In the listing below, pick out lines with "addition".

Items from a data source
....................

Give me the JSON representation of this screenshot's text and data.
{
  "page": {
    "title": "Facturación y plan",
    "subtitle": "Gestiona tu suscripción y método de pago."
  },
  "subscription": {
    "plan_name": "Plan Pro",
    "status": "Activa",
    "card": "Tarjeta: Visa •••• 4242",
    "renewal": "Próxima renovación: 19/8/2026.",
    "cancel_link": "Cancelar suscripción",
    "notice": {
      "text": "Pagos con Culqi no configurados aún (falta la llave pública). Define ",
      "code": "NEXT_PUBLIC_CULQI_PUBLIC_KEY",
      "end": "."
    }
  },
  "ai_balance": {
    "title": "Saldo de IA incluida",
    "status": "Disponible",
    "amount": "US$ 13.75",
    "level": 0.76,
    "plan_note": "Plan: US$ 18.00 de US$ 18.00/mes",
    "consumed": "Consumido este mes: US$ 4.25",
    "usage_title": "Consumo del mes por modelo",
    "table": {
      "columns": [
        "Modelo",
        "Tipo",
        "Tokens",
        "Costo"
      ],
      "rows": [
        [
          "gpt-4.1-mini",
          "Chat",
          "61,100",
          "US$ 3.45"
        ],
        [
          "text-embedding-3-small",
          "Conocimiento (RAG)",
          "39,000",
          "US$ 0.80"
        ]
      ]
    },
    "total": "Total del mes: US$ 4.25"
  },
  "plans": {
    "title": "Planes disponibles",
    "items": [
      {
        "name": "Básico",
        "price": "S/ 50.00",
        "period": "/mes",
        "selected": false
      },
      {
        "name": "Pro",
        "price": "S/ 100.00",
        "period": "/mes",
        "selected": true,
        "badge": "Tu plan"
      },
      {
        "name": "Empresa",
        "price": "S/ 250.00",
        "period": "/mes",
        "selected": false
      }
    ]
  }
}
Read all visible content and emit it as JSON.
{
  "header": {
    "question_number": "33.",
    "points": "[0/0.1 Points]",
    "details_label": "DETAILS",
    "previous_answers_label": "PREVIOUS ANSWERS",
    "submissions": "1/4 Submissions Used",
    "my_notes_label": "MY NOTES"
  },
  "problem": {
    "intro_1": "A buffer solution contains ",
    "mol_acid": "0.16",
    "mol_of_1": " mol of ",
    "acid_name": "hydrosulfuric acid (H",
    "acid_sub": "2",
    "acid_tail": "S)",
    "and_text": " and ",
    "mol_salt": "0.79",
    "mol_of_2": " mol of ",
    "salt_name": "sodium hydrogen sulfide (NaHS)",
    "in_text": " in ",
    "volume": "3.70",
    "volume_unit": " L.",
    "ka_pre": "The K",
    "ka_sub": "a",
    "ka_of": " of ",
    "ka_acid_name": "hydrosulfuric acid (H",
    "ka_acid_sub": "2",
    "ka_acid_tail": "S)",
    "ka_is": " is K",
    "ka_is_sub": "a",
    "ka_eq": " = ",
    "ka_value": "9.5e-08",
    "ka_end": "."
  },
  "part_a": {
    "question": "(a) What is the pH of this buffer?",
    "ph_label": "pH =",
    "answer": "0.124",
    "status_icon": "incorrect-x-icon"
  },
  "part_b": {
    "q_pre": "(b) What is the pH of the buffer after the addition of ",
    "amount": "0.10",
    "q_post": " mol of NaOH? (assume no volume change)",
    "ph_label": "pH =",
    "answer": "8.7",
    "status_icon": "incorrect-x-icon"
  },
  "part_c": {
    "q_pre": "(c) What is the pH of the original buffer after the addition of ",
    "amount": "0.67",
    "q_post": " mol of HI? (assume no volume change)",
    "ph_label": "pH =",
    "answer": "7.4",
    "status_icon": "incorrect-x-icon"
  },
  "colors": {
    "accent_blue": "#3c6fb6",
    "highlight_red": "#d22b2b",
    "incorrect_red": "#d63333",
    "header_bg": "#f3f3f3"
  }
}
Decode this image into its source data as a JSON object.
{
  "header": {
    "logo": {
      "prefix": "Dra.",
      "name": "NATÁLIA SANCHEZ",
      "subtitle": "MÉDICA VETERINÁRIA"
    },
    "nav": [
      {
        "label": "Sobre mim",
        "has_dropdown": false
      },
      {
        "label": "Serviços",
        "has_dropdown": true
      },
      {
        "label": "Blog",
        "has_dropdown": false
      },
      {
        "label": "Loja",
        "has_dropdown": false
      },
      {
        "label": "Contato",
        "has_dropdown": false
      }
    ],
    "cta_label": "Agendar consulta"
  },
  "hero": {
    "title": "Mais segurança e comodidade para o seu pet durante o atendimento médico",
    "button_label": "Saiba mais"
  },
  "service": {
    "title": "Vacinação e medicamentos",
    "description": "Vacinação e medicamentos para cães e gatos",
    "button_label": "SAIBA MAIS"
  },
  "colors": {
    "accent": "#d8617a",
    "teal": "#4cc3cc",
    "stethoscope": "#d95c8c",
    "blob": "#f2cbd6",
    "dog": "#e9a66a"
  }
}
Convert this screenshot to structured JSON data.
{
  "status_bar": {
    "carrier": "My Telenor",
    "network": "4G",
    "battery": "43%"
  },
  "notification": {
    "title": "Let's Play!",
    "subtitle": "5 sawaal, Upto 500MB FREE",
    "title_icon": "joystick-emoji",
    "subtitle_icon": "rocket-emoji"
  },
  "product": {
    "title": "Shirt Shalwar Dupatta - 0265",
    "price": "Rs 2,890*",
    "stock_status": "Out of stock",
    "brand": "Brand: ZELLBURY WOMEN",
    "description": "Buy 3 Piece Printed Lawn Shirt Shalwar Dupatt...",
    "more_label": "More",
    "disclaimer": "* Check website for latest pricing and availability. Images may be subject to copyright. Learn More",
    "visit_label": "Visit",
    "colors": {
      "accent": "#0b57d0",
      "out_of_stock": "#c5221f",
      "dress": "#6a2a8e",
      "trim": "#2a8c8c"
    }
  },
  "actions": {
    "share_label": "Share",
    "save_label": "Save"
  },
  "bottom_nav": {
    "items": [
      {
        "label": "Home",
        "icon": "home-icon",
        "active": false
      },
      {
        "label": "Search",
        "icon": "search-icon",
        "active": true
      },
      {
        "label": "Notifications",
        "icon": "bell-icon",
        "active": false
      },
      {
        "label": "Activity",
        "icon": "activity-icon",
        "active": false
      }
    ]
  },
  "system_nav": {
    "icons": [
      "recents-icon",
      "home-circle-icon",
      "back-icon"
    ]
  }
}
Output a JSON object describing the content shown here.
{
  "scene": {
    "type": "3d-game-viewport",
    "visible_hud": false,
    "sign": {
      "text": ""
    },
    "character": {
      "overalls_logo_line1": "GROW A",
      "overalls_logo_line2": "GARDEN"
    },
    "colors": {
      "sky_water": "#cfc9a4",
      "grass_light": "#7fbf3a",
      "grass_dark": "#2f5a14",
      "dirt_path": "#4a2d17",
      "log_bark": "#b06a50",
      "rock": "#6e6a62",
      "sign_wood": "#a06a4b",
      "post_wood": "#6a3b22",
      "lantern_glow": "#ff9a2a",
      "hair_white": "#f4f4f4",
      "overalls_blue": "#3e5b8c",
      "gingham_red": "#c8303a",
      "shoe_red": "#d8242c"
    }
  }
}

....................

• Task response:
    "q_pre": "(b) What is the pH of the buffer after the addition of ",
    "q_pre": "(c) What is the pH of the original buffer after the addition of ",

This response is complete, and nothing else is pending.